[Collected data entries]
━━━━━━━━━━━━━━━━━━━━━━━━━━━━━━
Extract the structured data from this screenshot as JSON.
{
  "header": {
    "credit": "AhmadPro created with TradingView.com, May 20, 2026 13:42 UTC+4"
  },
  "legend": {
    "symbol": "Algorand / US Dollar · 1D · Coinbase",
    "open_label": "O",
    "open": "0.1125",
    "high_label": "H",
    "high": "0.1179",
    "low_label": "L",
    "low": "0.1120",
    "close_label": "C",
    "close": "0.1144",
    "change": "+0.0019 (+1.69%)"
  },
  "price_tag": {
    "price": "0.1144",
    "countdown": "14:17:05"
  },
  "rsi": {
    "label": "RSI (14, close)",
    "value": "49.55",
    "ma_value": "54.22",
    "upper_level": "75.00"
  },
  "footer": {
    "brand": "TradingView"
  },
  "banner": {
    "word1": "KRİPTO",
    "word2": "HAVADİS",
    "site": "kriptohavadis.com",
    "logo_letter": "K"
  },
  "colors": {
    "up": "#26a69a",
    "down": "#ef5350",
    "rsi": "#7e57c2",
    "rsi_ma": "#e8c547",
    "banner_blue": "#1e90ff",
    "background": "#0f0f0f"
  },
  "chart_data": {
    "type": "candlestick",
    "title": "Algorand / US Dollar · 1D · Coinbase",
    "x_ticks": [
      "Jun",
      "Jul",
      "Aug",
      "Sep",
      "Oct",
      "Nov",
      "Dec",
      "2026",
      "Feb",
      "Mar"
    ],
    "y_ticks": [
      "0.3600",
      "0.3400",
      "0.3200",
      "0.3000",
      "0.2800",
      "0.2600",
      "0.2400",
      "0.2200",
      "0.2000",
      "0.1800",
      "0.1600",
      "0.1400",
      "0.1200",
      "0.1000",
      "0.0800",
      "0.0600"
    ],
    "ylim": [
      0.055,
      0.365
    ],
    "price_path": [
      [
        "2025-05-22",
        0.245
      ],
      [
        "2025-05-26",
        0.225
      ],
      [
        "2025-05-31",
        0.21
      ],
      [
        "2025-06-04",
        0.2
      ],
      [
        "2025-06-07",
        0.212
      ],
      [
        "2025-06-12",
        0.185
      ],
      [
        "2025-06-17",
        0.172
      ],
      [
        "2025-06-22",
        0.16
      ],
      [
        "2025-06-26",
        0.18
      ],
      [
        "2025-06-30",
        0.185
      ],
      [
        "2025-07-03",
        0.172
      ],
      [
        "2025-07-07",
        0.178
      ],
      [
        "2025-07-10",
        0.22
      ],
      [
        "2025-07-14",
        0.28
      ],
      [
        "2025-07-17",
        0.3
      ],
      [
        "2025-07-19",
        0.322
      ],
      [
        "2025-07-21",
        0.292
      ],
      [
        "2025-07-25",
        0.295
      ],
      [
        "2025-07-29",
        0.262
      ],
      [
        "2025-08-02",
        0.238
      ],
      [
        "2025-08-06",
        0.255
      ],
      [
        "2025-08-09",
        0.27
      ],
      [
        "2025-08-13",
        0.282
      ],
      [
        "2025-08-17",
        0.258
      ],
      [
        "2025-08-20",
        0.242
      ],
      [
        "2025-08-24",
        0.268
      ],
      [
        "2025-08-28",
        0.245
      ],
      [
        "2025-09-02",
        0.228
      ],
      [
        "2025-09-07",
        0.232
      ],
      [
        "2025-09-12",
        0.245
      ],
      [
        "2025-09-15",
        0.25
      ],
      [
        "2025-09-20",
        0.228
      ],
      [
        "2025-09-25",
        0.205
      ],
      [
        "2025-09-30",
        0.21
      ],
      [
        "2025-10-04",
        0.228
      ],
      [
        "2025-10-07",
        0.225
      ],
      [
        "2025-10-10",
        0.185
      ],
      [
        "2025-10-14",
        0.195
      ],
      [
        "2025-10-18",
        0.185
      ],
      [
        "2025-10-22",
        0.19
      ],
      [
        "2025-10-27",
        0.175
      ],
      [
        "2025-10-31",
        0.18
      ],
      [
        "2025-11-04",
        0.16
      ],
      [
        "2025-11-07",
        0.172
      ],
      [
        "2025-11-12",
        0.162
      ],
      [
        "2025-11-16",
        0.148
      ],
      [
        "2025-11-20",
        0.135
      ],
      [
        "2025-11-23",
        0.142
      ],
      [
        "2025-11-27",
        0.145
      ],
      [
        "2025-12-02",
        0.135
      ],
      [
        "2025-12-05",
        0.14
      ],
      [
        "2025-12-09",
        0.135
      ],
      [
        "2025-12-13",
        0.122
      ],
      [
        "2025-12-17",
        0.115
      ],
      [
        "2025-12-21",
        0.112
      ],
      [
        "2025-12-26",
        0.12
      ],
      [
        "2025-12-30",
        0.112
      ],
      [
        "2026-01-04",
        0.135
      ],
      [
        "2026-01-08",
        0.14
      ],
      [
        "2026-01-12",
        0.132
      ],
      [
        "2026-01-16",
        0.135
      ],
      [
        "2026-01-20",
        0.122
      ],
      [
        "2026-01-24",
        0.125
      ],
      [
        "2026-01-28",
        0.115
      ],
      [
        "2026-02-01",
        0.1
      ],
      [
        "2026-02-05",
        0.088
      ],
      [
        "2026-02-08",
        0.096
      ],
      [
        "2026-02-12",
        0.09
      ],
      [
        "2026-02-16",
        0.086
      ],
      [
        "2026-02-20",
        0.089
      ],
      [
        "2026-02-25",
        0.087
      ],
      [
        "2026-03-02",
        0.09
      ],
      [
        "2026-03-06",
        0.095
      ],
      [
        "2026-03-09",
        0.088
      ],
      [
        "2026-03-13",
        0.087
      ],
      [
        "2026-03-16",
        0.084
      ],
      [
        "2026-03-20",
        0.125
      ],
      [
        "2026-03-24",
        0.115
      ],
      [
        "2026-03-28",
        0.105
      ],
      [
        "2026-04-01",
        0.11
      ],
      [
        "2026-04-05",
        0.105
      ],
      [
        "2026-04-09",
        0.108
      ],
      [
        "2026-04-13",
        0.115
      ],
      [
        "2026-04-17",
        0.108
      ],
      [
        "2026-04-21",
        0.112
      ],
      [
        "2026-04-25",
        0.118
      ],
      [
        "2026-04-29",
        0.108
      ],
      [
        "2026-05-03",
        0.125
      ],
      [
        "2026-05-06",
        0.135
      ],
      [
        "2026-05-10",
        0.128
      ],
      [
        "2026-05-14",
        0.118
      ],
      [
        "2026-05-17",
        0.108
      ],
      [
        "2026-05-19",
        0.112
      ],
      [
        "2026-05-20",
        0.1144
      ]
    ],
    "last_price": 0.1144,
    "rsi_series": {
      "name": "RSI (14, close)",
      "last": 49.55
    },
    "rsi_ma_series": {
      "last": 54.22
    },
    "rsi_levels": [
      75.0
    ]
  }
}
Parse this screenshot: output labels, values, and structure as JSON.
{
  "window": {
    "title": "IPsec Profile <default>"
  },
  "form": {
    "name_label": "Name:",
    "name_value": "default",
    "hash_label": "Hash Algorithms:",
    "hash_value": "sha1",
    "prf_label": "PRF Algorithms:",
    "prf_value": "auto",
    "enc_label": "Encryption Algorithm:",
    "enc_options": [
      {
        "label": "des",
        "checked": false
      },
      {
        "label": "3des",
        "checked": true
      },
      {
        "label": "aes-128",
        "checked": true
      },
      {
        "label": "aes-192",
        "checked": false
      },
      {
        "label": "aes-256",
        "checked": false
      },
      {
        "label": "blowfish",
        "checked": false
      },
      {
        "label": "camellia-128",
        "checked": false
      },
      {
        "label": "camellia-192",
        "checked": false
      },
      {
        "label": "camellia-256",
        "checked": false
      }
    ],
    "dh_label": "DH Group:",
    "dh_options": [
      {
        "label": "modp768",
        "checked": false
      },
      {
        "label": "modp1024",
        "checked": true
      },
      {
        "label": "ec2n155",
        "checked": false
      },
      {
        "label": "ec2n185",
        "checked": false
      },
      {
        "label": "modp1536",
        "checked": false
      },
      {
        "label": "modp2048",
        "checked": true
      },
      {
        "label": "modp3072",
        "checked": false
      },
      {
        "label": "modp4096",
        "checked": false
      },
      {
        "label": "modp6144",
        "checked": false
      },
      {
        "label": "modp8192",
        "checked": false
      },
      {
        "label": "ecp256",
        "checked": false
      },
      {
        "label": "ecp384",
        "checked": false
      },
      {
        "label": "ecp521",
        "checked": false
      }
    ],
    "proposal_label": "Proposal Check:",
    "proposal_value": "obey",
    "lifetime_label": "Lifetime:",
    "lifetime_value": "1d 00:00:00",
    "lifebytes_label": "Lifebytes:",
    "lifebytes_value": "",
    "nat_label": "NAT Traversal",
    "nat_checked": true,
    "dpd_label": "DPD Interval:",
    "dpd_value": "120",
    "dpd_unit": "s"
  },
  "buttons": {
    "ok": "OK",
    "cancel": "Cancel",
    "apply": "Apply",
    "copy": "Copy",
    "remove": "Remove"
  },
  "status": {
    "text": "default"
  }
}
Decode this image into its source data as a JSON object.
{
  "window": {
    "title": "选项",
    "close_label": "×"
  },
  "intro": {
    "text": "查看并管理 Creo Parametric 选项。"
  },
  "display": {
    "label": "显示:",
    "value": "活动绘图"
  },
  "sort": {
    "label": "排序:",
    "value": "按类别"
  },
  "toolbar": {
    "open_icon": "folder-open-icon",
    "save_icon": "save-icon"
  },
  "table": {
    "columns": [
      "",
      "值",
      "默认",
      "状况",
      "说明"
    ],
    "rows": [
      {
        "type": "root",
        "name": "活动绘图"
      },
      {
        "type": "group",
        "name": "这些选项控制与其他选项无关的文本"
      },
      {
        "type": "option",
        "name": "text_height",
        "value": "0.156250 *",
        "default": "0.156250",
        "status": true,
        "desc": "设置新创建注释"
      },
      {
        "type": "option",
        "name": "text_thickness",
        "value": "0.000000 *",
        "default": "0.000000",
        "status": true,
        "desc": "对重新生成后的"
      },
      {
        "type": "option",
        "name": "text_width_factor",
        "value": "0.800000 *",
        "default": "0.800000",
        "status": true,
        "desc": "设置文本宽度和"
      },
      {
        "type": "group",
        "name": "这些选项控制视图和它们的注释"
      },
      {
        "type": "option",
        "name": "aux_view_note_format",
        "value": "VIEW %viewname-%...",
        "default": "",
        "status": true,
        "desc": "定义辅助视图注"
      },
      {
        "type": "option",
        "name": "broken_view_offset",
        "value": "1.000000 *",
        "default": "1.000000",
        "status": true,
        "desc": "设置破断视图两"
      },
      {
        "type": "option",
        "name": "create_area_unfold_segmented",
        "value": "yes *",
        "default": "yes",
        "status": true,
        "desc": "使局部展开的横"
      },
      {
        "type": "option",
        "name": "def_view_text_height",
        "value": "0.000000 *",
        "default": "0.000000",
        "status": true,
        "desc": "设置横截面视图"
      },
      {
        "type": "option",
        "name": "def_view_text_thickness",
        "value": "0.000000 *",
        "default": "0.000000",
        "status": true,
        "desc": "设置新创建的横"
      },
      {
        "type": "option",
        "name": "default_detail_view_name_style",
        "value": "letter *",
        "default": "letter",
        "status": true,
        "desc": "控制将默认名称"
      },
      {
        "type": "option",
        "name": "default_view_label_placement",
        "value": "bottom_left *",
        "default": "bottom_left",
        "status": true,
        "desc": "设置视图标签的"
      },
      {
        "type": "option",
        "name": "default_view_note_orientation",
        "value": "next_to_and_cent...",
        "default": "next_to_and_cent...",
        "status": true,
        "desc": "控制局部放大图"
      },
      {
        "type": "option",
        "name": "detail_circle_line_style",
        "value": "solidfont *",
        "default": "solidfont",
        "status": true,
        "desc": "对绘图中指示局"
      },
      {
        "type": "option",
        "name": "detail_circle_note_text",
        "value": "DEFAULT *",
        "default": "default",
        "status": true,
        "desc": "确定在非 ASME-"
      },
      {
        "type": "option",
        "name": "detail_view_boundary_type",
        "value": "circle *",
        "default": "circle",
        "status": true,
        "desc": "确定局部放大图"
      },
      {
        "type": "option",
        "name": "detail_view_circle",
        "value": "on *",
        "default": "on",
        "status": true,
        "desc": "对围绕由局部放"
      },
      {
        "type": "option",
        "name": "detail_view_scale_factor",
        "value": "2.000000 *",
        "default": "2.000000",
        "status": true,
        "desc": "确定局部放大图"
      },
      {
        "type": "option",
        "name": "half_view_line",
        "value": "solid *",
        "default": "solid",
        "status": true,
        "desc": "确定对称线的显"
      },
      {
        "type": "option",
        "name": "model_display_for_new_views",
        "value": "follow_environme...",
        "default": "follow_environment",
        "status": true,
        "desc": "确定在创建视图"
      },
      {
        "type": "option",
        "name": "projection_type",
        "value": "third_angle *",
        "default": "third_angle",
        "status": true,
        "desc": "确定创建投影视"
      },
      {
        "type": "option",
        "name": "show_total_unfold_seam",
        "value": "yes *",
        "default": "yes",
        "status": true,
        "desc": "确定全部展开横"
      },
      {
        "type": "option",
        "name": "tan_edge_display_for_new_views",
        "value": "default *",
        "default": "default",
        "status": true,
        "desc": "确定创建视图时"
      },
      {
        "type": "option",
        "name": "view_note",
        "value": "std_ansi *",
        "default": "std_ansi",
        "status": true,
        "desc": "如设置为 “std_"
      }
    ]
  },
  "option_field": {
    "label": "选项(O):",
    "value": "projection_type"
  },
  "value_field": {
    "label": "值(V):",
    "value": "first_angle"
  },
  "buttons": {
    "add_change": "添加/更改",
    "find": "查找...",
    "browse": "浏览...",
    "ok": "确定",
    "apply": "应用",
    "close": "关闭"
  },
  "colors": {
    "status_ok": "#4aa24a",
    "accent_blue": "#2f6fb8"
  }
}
━━━━━━━━━━━━━━━━━━━━━━━━━━━━━━
[Exercise instructions] Out of the preceding entries, pull every line containing the string "JSON".

[Exercise solution]
Extract the structured data from this screenshot as JSON.
Parse this screenshot: output labels, values, and structure as JSON.
Decode this image into its source data as a JSON object.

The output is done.